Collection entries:
-----

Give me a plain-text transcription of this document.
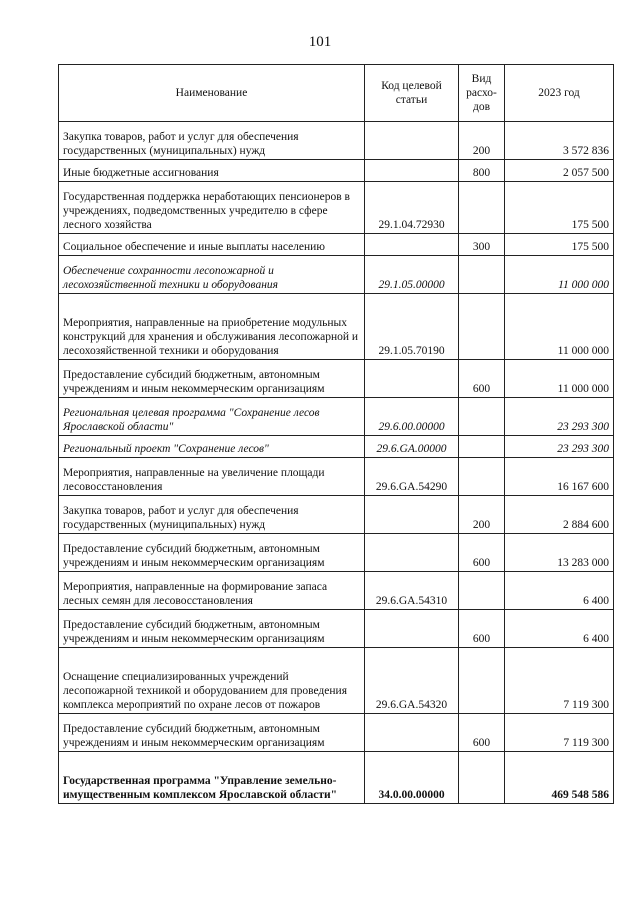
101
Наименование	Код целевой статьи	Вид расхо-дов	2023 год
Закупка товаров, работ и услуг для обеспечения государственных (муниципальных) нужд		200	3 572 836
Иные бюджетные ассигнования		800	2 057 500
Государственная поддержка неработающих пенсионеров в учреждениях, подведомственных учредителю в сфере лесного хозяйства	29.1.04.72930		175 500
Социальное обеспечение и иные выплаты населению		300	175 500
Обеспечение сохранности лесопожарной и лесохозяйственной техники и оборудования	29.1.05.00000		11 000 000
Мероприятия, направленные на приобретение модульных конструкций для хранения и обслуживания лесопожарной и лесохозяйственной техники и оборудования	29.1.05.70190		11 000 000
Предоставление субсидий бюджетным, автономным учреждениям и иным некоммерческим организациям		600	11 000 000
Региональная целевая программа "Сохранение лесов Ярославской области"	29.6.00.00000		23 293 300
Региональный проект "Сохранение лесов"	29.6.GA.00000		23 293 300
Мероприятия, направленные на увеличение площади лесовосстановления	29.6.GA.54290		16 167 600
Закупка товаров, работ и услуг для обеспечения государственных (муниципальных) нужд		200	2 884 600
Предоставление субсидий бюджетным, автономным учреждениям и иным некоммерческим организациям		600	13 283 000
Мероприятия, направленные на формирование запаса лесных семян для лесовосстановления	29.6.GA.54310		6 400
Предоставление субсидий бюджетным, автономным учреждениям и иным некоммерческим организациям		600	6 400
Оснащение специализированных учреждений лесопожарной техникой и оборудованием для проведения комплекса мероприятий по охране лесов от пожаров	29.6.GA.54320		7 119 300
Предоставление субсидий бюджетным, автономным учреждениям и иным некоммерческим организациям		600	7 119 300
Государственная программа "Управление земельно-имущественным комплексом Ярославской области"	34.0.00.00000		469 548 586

-----

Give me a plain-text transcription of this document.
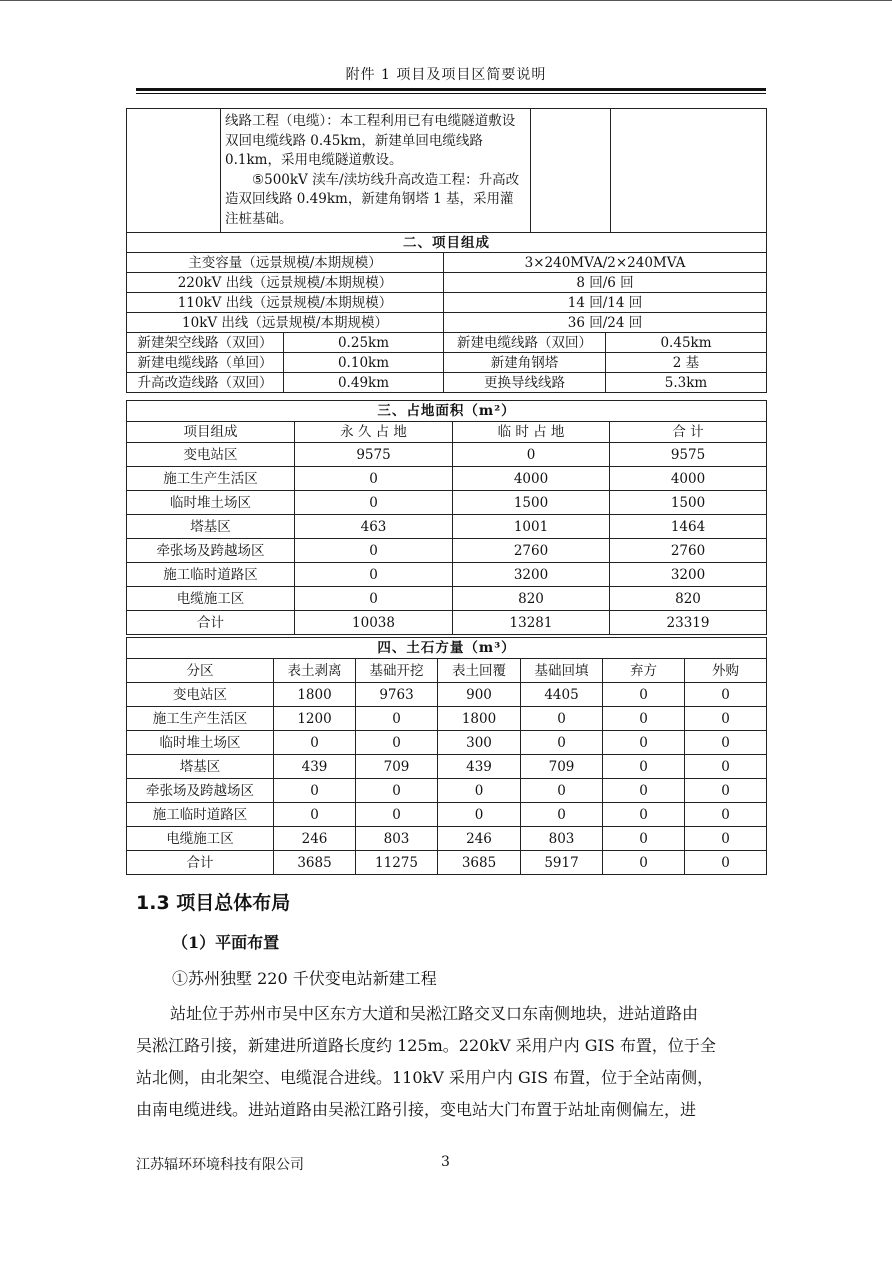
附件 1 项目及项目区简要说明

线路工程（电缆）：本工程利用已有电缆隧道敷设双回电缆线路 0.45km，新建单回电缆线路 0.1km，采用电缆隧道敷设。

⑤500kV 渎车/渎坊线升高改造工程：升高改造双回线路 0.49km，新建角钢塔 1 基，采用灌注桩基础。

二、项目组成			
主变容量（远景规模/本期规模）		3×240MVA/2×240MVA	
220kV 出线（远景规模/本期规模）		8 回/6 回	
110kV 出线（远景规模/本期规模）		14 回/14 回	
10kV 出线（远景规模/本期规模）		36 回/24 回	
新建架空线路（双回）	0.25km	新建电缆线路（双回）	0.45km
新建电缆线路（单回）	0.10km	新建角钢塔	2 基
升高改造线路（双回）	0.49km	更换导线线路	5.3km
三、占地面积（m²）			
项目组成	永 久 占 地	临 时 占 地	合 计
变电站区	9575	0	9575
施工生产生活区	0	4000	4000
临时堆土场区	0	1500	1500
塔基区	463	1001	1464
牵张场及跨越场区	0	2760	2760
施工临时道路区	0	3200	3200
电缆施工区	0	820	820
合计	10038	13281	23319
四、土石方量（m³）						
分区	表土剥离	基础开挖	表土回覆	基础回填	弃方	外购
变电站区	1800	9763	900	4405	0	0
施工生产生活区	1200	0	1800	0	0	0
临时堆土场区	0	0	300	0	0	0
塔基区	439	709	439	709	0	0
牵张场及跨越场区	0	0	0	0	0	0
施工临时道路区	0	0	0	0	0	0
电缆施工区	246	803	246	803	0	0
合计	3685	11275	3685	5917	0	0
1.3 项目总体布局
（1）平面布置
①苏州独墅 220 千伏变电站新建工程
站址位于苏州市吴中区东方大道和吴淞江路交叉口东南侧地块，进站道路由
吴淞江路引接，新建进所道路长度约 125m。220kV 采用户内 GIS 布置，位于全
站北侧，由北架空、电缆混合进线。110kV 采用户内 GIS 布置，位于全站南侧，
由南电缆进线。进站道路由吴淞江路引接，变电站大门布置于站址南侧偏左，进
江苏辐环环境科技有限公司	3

-----

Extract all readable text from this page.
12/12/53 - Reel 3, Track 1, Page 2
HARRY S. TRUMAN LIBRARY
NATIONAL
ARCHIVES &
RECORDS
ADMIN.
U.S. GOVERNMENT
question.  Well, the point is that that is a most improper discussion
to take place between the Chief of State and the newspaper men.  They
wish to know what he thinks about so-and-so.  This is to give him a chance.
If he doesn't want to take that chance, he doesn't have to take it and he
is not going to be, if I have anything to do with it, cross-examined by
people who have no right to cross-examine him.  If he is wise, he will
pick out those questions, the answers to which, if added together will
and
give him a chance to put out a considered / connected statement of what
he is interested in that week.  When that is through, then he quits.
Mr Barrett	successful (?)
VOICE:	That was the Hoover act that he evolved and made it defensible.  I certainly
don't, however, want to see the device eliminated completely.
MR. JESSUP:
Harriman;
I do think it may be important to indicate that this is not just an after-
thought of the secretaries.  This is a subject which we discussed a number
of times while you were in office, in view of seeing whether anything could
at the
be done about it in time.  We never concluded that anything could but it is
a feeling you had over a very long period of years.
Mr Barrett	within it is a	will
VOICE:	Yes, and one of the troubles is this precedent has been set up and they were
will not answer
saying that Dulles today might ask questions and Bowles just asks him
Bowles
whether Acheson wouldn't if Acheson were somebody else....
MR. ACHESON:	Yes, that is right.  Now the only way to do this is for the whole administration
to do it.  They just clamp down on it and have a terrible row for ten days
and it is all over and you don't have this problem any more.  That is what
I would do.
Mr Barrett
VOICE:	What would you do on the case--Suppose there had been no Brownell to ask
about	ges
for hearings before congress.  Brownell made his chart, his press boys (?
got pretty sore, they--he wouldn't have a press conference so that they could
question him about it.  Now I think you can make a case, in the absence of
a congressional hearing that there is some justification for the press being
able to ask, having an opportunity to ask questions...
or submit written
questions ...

-----

Task details: Look for the word "оборудования" in every line of the listing and copy the lines that have it.

Solution for this problem:
Обеспечение сохранности лесопожарной и лесохозяйственной техники и оборудования	29.1.05.00000		11 000 000
Мероприятия, направленные на приобретение модульных конструкций для хранения и обслуживания лесопожарной и лесохозяйственной техники и оборудования	29.1.05.70190		11 000 000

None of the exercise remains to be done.